### Saved entries
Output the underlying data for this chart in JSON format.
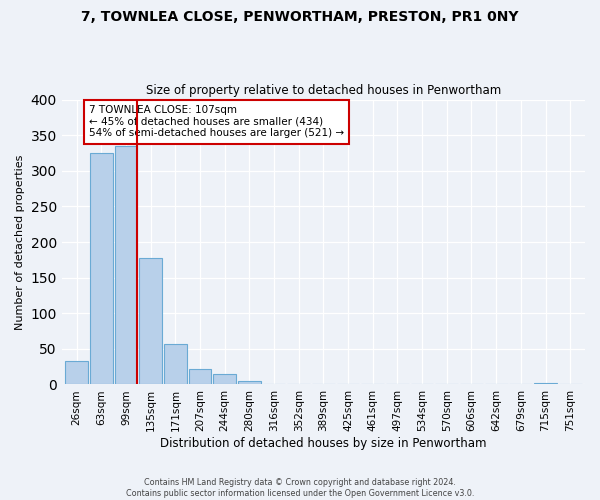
{
  "title_line1": "7, TOWNLEA CLOSE, PENWORTHAM, PRESTON, PR1 0NY",
  "title_line2": "Size of property relative to detached houses in Penwortham",
  "xlabel": "Distribution of detached houses by size in Penwortham",
  "ylabel": "Number of detached properties",
  "bin_labels": [
    "26sqm",
    "63sqm",
    "99sqm",
    "135sqm",
    "171sqm",
    "207sqm",
    "244sqm",
    "280sqm",
    "316sqm",
    "352sqm",
    "389sqm",
    "425sqm",
    "461sqm",
    "497sqm",
    "534sqm",
    "570sqm",
    "606sqm",
    "642sqm",
    "679sqm",
    "715sqm",
    "751sqm"
  ],
  "bar_heights": [
    33,
    325,
    335,
    178,
    57,
    22,
    15,
    5,
    1,
    0,
    1,
    0,
    0,
    0,
    0,
    0,
    0,
    0,
    0,
    2,
    0
  ],
  "bar_color": "#b8d0ea",
  "bar_edge_color": "#6aaad4",
  "vline_color": "#cc0000",
  "annotation_text": "7 TOWNLEA CLOSE: 107sqm\n← 45% of detached houses are smaller (434)\n54% of semi-detached houses are larger (521) →",
  "annotation_box_color": "#ffffff",
  "annotation_box_edge_color": "#cc0000",
  "ylim": [
    0,
    400
  ],
  "yticks": [
    0,
    50,
    100,
    150,
    200,
    250,
    300,
    350,
    400
  ],
  "bg_color": "#eef2f8",
  "footer_line1": "Contains HM Land Registry data © Crown copyright and database right 2024.",
  "footer_line2": "Contains public sector information licensed under the Open Government Licence v3.0."
}
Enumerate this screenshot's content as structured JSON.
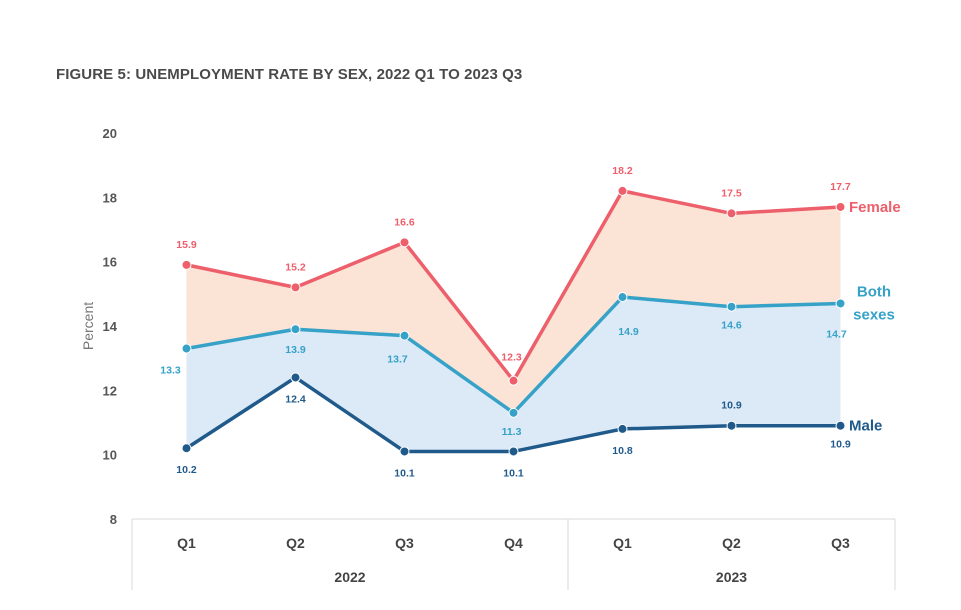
{
  "title": "FIGURE 5: UNEMPLOYMENT RATE BY SEX, 2022 Q1 TO 2023 Q3",
  "chart_data": {
    "type": "line",
    "title": "FIGURE 5: UNEMPLOYMENT RATE BY SEX, 2022 Q1 TO 2023 Q3",
    "ylabel": "Percent",
    "xlabel": "",
    "ylim": [
      8,
      20
    ],
    "yticks": [
      8,
      10,
      12,
      14,
      16,
      18,
      20
    ],
    "categories": [
      "Q1",
      "Q2",
      "Q3",
      "Q4",
      "Q1",
      "Q2",
      "Q3"
    ],
    "groups": [
      {
        "label": "2022",
        "span": 4
      },
      {
        "label": "2023",
        "span": 3
      }
    ],
    "grid": false,
    "legend": "series labels at right end of lines",
    "series": [
      {
        "name": "Female",
        "color": "#ec5f6b",
        "values": [
          15.9,
          15.2,
          16.6,
          12.3,
          18.2,
          17.5,
          17.7
        ],
        "labels": [
          "15.9",
          "15.2",
          "16.6",
          "12.3",
          "18.2",
          "17.5",
          "17.7"
        ]
      },
      {
        "name": "Both sexes",
        "color": "#36a2c8",
        "values": [
          13.3,
          13.9,
          13.7,
          11.3,
          14.9,
          14.6,
          14.7
        ],
        "labels": [
          "13.3",
          "13.9",
          "13.7",
          "11.3",
          "14.9",
          "14.6",
          "14.7"
        ]
      },
      {
        "name": "Male",
        "color": "#1f5a8b",
        "values": [
          10.2,
          12.4,
          10.1,
          10.1,
          10.8,
          10.9,
          10.9
        ],
        "labels": [
          "10.2",
          "12.4",
          "10.1",
          "10.1",
          "10.8",
          "10.9",
          "10.9"
        ]
      }
    ],
    "fills": {
      "upper": "#fbe3d6",
      "lower": "#dce9f6"
    }
  }
}
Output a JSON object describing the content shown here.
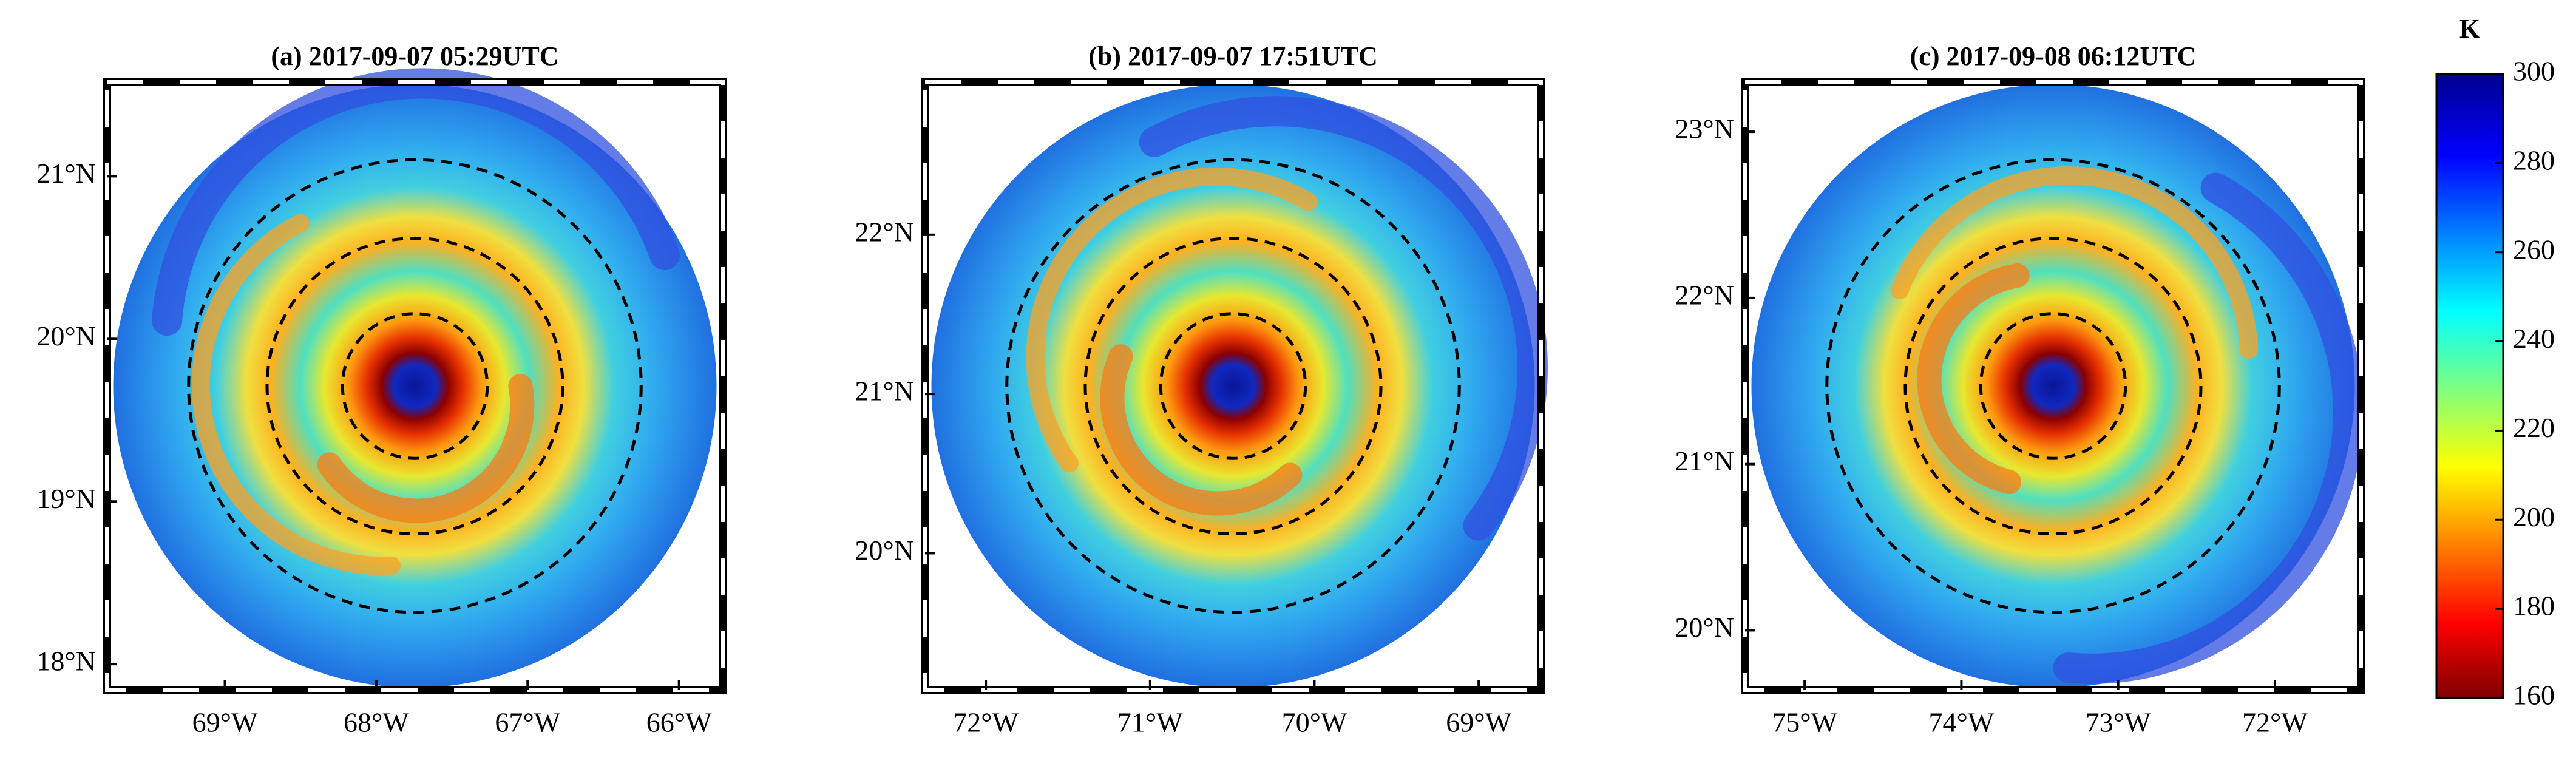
{
  "chart_data": [
    {
      "type": "map",
      "title": "(a) 2017-09-07 05:29UTC",
      "xlim": [
        -69.78,
        -65.71
      ],
      "ylim": [
        17.84,
        21.58
      ],
      "xticks": [
        {
          "value": -69,
          "label": "69°W"
        },
        {
          "value": -68,
          "label": "68°W"
        },
        {
          "value": -67,
          "label": "67°W"
        },
        {
          "value": -66,
          "label": "66°W"
        }
      ],
      "yticks": [
        {
          "value": 18,
          "label": "18°N"
        },
        {
          "value": 19,
          "label": "19°N"
        },
        {
          "value": 20,
          "label": "20°N"
        },
        {
          "value": 21,
          "label": "21°N"
        }
      ]
    },
    {
      "type": "map",
      "title": "(b) 2017-09-07 17:51UTC",
      "xlim": [
        -72.37,
        -68.62
      ],
      "ylim": [
        19.14,
        22.96
      ],
      "xticks": [
        {
          "value": -72,
          "label": "72°W"
        },
        {
          "value": -71,
          "label": "71°W"
        },
        {
          "value": -70,
          "label": "70°W"
        },
        {
          "value": -69,
          "label": "69°W"
        }
      ],
      "yticks": [
        {
          "value": 20,
          "label": "20°N"
        },
        {
          "value": 21,
          "label": "21°N"
        },
        {
          "value": 22,
          "label": "22°N"
        }
      ]
    },
    {
      "type": "map",
      "title": "(c) 2017-09-08 06:12UTC",
      "xlim": [
        -75.38,
        -71.45
      ],
      "ylim": [
        19.64,
        23.3
      ],
      "xticks": [
        {
          "value": -75,
          "label": "75°W"
        },
        {
          "value": -74,
          "label": "74°W"
        },
        {
          "value": -73,
          "label": "73°W"
        },
        {
          "value": -72,
          "label": "72°W"
        }
      ],
      "yticks": [
        {
          "value": 20,
          "label": "20°N"
        },
        {
          "value": 21,
          "label": "21°N"
        },
        {
          "value": 22,
          "label": "22°N"
        },
        {
          "value": 23,
          "label": "23°N"
        }
      ]
    }
  ],
  "colorbar": {
    "label": "K",
    "lim": [
      160,
      300
    ],
    "ticks": [
      160,
      180,
      200,
      220,
      240,
      260,
      280,
      300
    ]
  }
}
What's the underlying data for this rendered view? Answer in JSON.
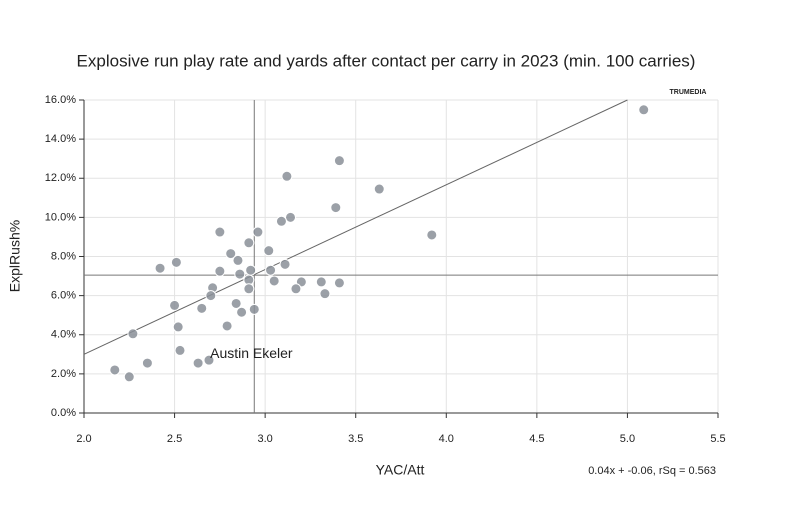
{
  "chart_data": {
    "type": "scatter",
    "title": "Explosive run play rate and yards after contact per carry in 2023 (min. 100 carries)",
    "x_label": "YAC/Att",
    "y_label": "ExplRush%",
    "footnote": "0.04x + -0.06, rSq = 0.563",
    "logo": "TRUMEDIA",
    "color": "#8a8f98",
    "grid": true,
    "xlim": [
      2.0,
      5.5
    ],
    "ylim": [
      0,
      16
    ],
    "xticks": [
      {
        "value": 2.0,
        "label": "2.0"
      },
      {
        "value": 2.5,
        "label": "2.5"
      },
      {
        "value": 3.0,
        "label": "3.0"
      },
      {
        "value": 3.5,
        "label": "3.5"
      },
      {
        "value": 4.0,
        "label": "4.0"
      },
      {
        "value": 4.5,
        "label": "4.5"
      },
      {
        "value": 5.0,
        "label": "5.0"
      },
      {
        "value": 5.5,
        "label": "5.5"
      }
    ],
    "yticks": [
      {
        "value": 0,
        "label": "0.0%"
      },
      {
        "value": 2,
        "label": "2.0%"
      },
      {
        "value": 4,
        "label": "4.0%"
      },
      {
        "value": 6,
        "label": "6.0%"
      },
      {
        "value": 8,
        "label": "8.0%"
      },
      {
        "value": 10,
        "label": "10.0%"
      },
      {
        "value": 12,
        "label": "12.0%"
      },
      {
        "value": 14,
        "label": "14.0%"
      },
      {
        "value": 16,
        "label": "16.0%"
      }
    ],
    "x": [
      5.09,
      3.41,
      3.63,
      3.12,
      3.39,
      3.14,
      3.09,
      3.92,
      2.75,
      2.96,
      2.91,
      2.81,
      3.02,
      2.85,
      2.42,
      2.51,
      3.11,
      2.75,
      2.92,
      3.03,
      2.86,
      3.05,
      2.91,
      3.2,
      3.31,
      3.41,
      2.71,
      3.17,
      2.91,
      3.33,
      2.7,
      2.5,
      2.84,
      2.94,
      2.87,
      2.65,
      2.79,
      2.52,
      2.27,
      2.53,
      2.35,
      2.17,
      2.25,
      2.69,
      2.63
    ],
    "values": [
      15.5,
      12.9,
      11.45,
      12.1,
      10.5,
      10.0,
      9.8,
      9.1,
      9.25,
      9.25,
      8.7,
      8.15,
      8.3,
      7.8,
      7.4,
      7.7,
      7.6,
      7.25,
      7.3,
      7.3,
      7.1,
      6.75,
      6.8,
      6.7,
      6.7,
      6.65,
      6.4,
      6.35,
      6.35,
      6.1,
      6.0,
      5.5,
      5.6,
      5.3,
      5.15,
      5.35,
      4.45,
      4.4,
      4.05,
      3.2,
      2.55,
      2.2,
      1.85,
      2.7,
      2.55
    ],
    "reference_lines": {
      "x": 2.94,
      "y": 7.05
    },
    "trend_line": {
      "x": [
        2.0,
        5.0
      ],
      "y": [
        3.0,
        16.0
      ]
    },
    "annotation": {
      "text": "Austin Ekeler",
      "x": 2.63,
      "y": 2.55
    }
  }
}
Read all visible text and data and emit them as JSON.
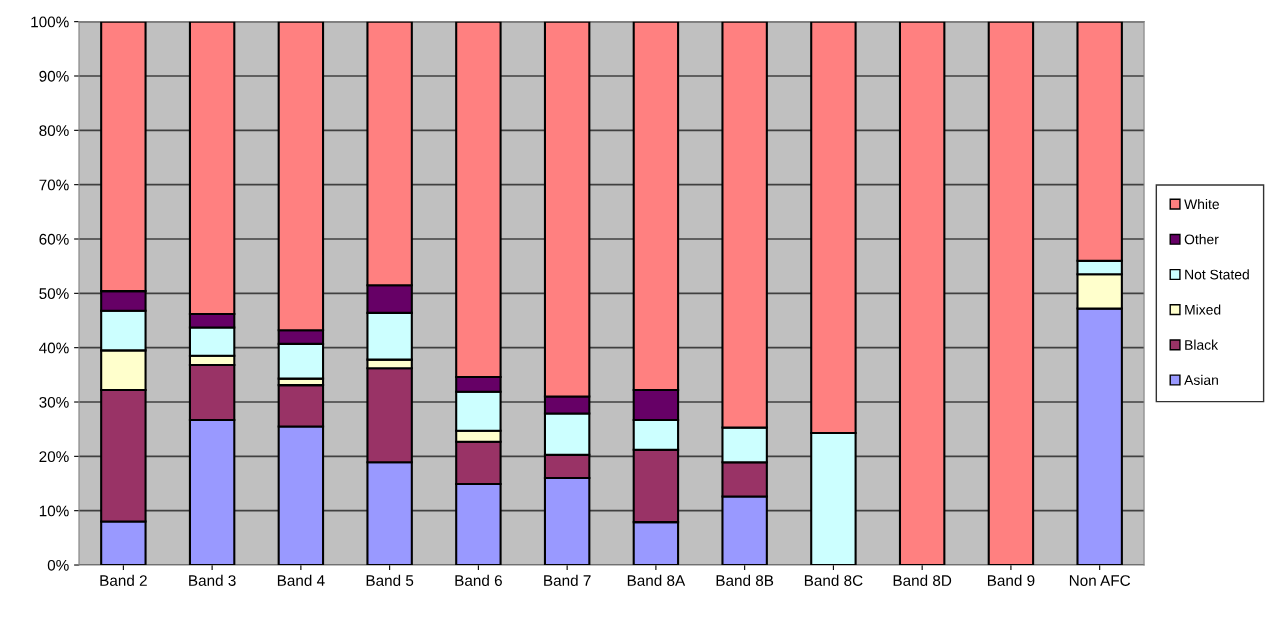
{
  "chart_data": {
    "type": "bar",
    "stacked": true,
    "categories": [
      "Band 2",
      "Band 3",
      "Band 4",
      "Band 5",
      "Band 6",
      "Band 7",
      "Band 8A",
      "Band 8B",
      "Band 8C",
      "Band 8D",
      "Band 9",
      "Non AFC"
    ],
    "series": [
      {
        "name": "Asian",
        "color": "#9999ff",
        "values": [
          8.0,
          26.7,
          25.5,
          18.9,
          14.9,
          16.0,
          7.9,
          12.6,
          0,
          0,
          0,
          47.2
        ]
      },
      {
        "name": "Black",
        "color": "#993366",
        "values": [
          24.2,
          10.1,
          7.6,
          17.3,
          7.8,
          4.3,
          13.3,
          6.3,
          0,
          0,
          0,
          0
        ]
      },
      {
        "name": "Mixed",
        "color": "#ffffcc",
        "values": [
          7.3,
          1.7,
          1.2,
          1.6,
          2.0,
          0,
          0,
          0,
          0,
          0,
          0,
          6.3
        ]
      },
      {
        "name": "Not Stated",
        "color": "#ccffff",
        "values": [
          7.3,
          5.2,
          6.4,
          8.6,
          7.2,
          7.6,
          5.5,
          6.4,
          24.3,
          0,
          0,
          2.5
        ]
      },
      {
        "name": "Other",
        "color": "#660066",
        "values": [
          3.6,
          2.5,
          2.5,
          5.1,
          2.7,
          3.1,
          5.5,
          0,
          0,
          0,
          0,
          0
        ]
      },
      {
        "name": "White",
        "color": "#ff8080",
        "values": [
          49.6,
          53.8,
          56.8,
          48.5,
          65.4,
          69.0,
          67.8,
          74.7,
          75.7,
          100,
          100,
          44.0
        ]
      }
    ],
    "ylim": [
      0,
      100
    ],
    "yticks": [
      {
        "value": 0,
        "label": "0%"
      },
      {
        "value": 10,
        "label": "10%"
      },
      {
        "value": 20,
        "label": "20%"
      },
      {
        "value": 30,
        "label": "30%"
      },
      {
        "value": 40,
        "label": "40%"
      },
      {
        "value": 50,
        "label": "50%"
      },
      {
        "value": 60,
        "label": "60%"
      },
      {
        "value": 70,
        "label": "70%"
      },
      {
        "value": 80,
        "label": "80%"
      },
      {
        "value": 90,
        "label": "90%"
      },
      {
        "value": 100,
        "label": "100%"
      }
    ],
    "grid": "y",
    "legend": "right"
  }
}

### EXERCISE PROMPT
Return each full line of the entries that contains the word "right".

### CORRECT OUTPUT
  "footer_line1": "Contains HM Land Registry data © Crown copyright and database right 2024.",
    "legend": "series labels at right end of lines",
    "legend": "right"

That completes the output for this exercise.